### Instructions for the task
What is the number of lines holding the word "billion"? Write that number and nothing else.

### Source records
** begin **

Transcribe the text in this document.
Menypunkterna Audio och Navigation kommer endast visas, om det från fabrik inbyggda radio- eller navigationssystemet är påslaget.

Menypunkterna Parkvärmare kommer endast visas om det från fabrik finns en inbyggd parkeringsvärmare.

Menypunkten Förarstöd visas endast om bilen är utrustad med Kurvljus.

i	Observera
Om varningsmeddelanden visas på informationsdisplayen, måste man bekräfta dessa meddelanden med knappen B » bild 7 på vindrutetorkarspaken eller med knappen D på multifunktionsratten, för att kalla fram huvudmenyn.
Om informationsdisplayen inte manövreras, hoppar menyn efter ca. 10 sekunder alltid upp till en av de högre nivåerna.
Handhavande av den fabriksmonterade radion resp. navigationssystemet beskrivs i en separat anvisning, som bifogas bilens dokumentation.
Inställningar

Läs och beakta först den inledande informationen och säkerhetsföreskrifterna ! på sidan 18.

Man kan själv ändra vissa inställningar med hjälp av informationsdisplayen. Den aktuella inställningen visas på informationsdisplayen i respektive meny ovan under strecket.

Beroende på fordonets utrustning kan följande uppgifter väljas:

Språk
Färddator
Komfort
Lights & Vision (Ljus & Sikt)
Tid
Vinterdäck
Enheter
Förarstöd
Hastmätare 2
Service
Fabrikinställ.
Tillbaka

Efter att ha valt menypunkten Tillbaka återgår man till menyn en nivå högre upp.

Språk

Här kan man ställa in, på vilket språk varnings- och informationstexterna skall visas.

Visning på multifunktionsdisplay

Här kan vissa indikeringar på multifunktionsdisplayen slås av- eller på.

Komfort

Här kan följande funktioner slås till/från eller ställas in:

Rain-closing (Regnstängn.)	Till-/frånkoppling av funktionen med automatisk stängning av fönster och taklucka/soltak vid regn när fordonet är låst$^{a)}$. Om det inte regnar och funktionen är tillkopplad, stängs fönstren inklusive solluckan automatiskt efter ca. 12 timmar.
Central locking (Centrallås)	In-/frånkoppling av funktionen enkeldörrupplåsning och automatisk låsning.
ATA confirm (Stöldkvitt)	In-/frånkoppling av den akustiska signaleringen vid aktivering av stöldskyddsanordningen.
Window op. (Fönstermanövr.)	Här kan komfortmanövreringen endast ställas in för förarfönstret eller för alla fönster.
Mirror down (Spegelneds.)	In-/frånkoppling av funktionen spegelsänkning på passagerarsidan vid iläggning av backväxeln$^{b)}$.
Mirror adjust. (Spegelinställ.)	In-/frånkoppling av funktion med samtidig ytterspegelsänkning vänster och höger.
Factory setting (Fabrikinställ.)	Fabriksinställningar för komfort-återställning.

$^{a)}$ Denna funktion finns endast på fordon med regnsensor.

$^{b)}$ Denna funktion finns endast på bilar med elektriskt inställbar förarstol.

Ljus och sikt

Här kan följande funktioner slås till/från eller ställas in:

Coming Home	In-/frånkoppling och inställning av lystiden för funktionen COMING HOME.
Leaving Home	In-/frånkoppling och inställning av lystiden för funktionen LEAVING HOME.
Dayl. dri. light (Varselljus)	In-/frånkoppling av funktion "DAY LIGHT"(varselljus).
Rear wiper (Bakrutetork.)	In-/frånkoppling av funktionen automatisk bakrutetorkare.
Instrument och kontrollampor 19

** end **
** begin **

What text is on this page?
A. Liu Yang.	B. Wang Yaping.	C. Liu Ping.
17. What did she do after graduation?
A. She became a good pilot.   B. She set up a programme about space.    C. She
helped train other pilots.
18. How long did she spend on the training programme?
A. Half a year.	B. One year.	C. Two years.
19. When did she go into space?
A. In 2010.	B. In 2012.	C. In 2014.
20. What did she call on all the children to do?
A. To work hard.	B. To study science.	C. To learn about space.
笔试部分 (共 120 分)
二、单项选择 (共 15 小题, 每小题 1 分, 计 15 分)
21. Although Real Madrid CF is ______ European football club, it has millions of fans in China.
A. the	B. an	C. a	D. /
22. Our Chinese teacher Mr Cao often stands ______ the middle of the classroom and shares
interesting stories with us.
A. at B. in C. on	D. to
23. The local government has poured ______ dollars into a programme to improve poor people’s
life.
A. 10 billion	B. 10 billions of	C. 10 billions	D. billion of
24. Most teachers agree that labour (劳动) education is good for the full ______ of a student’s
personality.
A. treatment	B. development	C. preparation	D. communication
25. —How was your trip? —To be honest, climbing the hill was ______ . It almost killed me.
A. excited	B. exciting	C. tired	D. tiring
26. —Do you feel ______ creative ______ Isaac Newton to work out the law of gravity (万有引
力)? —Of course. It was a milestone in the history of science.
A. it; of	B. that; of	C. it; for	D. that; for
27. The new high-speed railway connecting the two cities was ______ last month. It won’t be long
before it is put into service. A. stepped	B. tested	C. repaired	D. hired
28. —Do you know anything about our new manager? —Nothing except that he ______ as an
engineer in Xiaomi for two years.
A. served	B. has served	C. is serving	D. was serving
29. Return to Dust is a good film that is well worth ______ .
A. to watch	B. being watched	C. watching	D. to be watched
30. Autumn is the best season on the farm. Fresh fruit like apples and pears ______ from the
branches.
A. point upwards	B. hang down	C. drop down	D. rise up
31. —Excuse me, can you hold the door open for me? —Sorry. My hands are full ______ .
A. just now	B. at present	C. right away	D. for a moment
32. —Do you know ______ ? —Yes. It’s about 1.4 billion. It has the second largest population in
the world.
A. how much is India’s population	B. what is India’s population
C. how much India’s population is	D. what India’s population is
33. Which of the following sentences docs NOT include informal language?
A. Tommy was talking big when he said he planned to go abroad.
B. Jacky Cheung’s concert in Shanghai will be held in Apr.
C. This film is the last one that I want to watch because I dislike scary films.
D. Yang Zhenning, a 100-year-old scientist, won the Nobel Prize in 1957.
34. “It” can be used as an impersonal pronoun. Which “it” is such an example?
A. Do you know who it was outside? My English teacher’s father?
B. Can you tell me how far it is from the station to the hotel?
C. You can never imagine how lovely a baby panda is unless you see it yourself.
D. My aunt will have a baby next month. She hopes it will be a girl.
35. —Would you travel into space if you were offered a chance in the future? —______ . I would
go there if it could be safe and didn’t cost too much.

** end **
** begin **

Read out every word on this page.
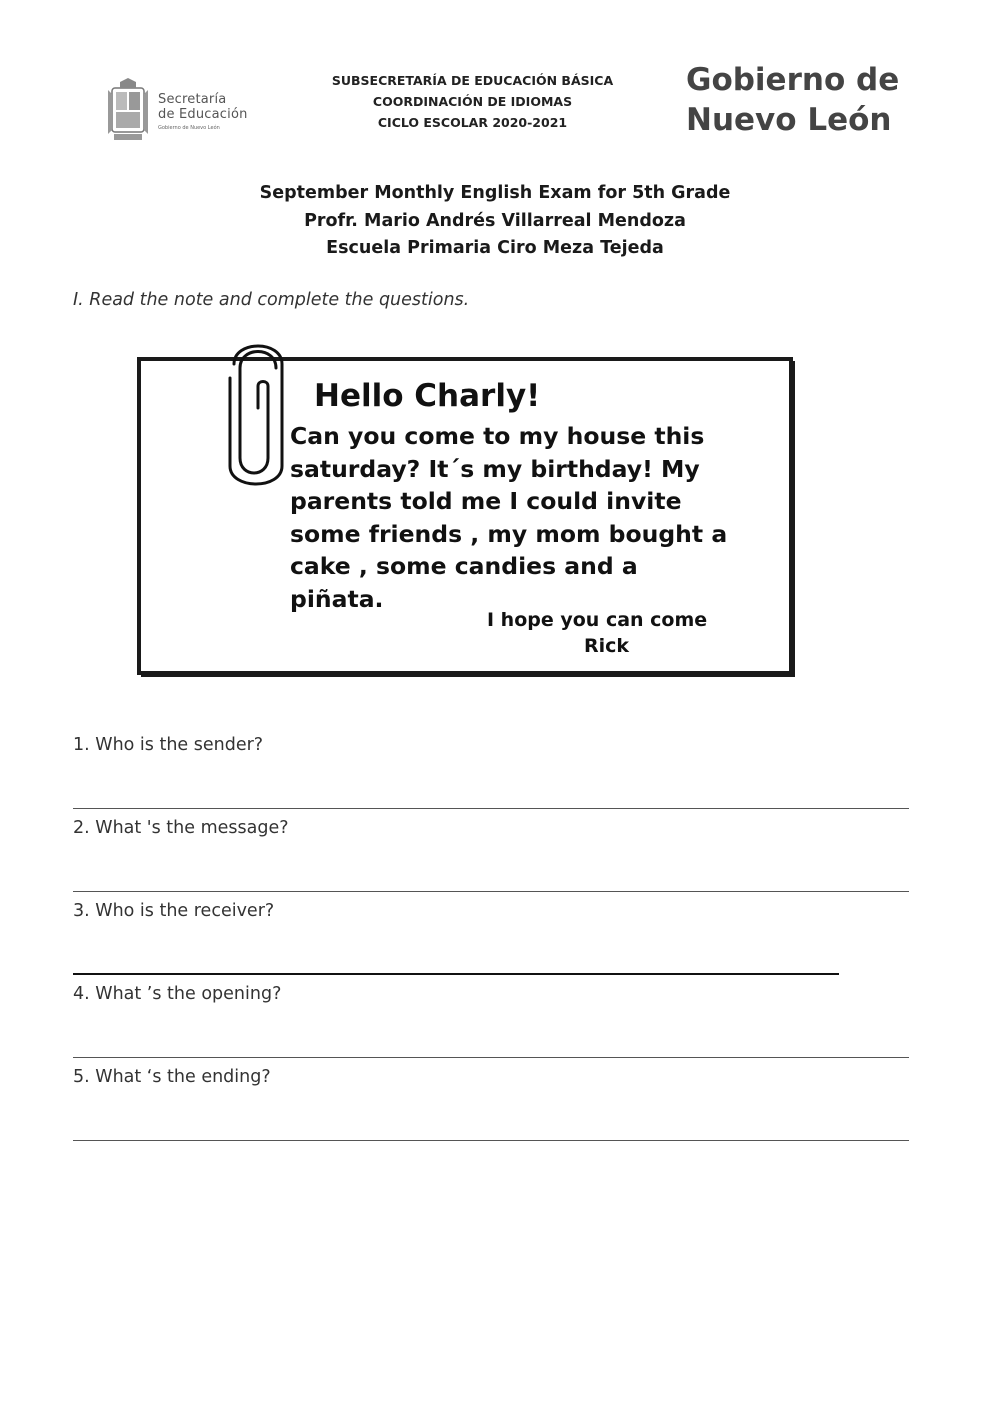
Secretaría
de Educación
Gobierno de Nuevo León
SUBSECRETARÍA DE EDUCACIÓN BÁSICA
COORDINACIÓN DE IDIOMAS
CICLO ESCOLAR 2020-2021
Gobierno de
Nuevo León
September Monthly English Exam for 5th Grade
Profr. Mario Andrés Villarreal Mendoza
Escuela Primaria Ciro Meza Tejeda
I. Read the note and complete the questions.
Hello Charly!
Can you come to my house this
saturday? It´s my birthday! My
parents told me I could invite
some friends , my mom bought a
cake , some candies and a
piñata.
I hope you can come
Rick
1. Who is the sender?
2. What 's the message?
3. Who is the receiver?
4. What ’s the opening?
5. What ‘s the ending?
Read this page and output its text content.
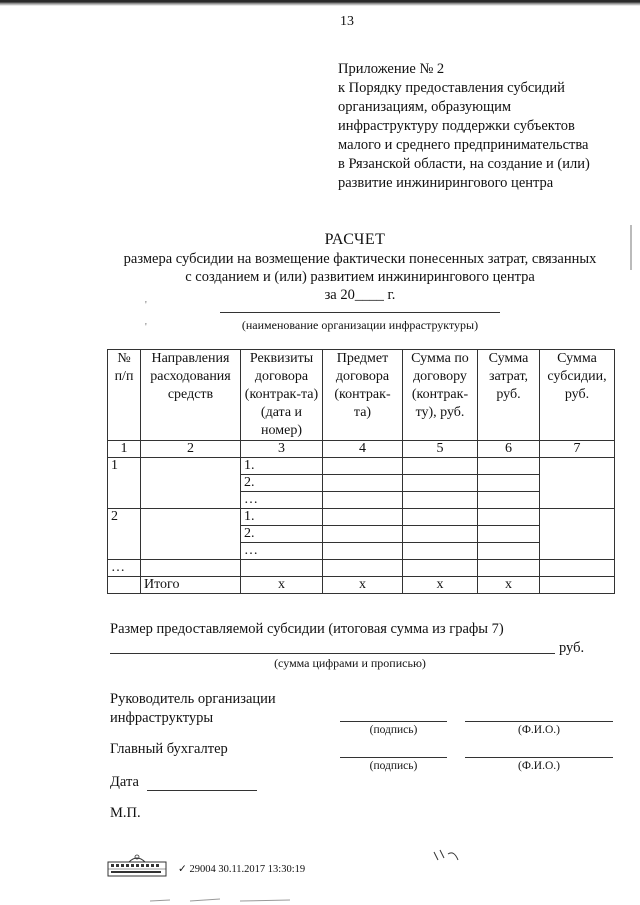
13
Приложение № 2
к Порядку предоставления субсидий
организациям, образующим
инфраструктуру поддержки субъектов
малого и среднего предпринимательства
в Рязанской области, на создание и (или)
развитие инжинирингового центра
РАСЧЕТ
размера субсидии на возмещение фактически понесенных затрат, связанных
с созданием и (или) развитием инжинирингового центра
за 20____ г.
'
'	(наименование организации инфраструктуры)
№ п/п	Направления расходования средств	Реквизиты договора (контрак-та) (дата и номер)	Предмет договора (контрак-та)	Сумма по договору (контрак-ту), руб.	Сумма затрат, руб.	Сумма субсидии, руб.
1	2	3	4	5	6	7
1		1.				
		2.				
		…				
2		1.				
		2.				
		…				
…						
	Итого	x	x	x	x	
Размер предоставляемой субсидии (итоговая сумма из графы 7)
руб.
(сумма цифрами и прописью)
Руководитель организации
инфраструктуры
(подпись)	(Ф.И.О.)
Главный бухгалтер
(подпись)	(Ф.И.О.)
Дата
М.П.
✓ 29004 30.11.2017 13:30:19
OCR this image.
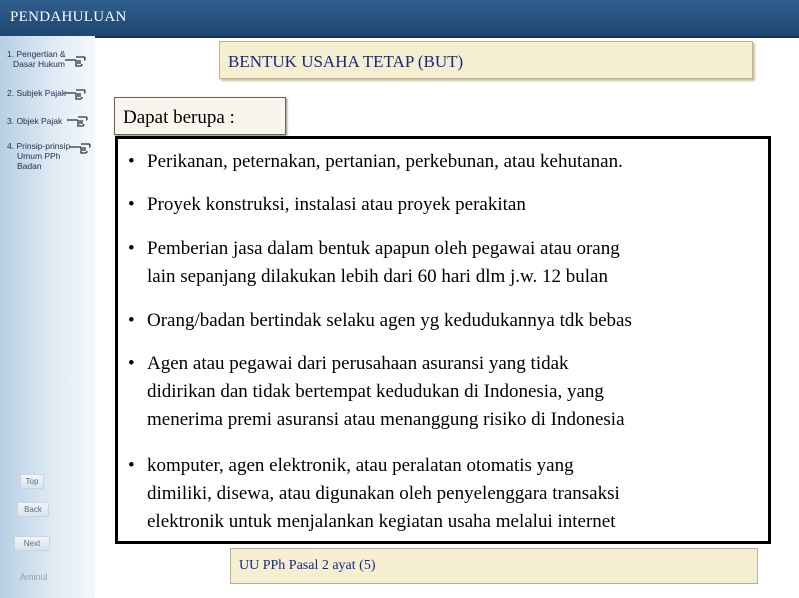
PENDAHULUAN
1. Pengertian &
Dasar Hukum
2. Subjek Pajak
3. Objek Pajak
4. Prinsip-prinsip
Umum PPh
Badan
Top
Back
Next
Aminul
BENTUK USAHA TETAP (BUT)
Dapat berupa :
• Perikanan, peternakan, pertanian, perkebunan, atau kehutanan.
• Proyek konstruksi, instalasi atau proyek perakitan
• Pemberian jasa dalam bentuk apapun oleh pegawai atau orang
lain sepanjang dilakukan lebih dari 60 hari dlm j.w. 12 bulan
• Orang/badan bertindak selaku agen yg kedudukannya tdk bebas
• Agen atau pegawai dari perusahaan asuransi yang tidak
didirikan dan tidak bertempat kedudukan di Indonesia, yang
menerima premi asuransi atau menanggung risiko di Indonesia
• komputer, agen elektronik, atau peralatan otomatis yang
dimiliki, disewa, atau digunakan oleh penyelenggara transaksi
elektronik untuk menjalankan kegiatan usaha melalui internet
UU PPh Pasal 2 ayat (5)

** end **

### Written solution
2